**Written task:**
Return every entry exactly.
## START Excerpted records
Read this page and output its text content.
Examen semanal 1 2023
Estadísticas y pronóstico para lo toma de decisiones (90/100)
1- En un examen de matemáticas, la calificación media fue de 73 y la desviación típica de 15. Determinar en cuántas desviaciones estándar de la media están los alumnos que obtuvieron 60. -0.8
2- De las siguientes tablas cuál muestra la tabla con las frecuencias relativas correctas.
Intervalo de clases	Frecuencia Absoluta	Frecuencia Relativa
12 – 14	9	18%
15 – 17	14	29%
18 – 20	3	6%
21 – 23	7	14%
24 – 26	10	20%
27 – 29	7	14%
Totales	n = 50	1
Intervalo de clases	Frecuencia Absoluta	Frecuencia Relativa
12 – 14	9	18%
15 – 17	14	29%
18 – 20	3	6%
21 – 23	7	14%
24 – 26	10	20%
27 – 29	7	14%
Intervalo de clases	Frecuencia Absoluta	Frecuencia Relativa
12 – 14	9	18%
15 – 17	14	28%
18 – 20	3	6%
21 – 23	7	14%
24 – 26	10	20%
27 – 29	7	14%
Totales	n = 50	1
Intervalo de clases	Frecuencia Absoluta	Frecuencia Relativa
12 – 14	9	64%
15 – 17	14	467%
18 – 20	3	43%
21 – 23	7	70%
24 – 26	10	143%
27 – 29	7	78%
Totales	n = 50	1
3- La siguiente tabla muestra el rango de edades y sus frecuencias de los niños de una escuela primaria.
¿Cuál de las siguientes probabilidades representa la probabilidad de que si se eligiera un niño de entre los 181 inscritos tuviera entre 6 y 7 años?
## END Excerpted records
**Written solution:**
Read this page and output its text content.
Examen semanal 1 2023
Estadísticas y pronóstico para lo toma de decisiones (90/100)
1- En un examen de matemáticas, la calificación media fue de 73 y la desviación típica de 15. Determinar en cuántas desviaciones estándar de la media están los alumnos que obtuvieron 60. -0.8
2- De las siguientes tablas cuál muestra la tabla con las frecuencias relativas correctas.
Intervalo de clases	Frecuencia Absoluta	Frecuencia Relativa
12 – 14	9	18%
15 – 17	14	29%
18 – 20	3	6%
21 – 23	7	14%
24 – 26	10	20%
27 – 29	7	14%
Totales	n = 50	1
Intervalo de clases	Frecuencia Absoluta	Frecuencia Relativa
12 – 14	9	18%
15 – 17	14	29%
18 – 20	3	6%
21 – 23	7	14%
24 – 26	10	20%
27 – 29	7	14%
Intervalo de clases	Frecuencia Absoluta	Frecuencia Relativa
12 – 14	9	18%
15 – 17	14	28%
18 – 20	3	6%
21 – 23	7	14%
24 – 26	10	20%
27 – 29	7	14%
Totales	n = 50	1
Intervalo de clases	Frecuencia Absoluta	Frecuencia Relativa
12 – 14	9	64%
15 – 17	14	467%
18 – 20	3	43%
21 – 23	7	70%
24 – 26	10	143%
27 – 29	7	78%
Totales	n = 50	1
3- La siguiente tabla muestra el rango de edades y sus frecuencias de los niños de una escuela primaria.
¿Cuál de las siguientes probabilidades representa la probabilidad de que si se eligiera un niño de entre los 181 inscritos tuviera entre 6 y 7 años?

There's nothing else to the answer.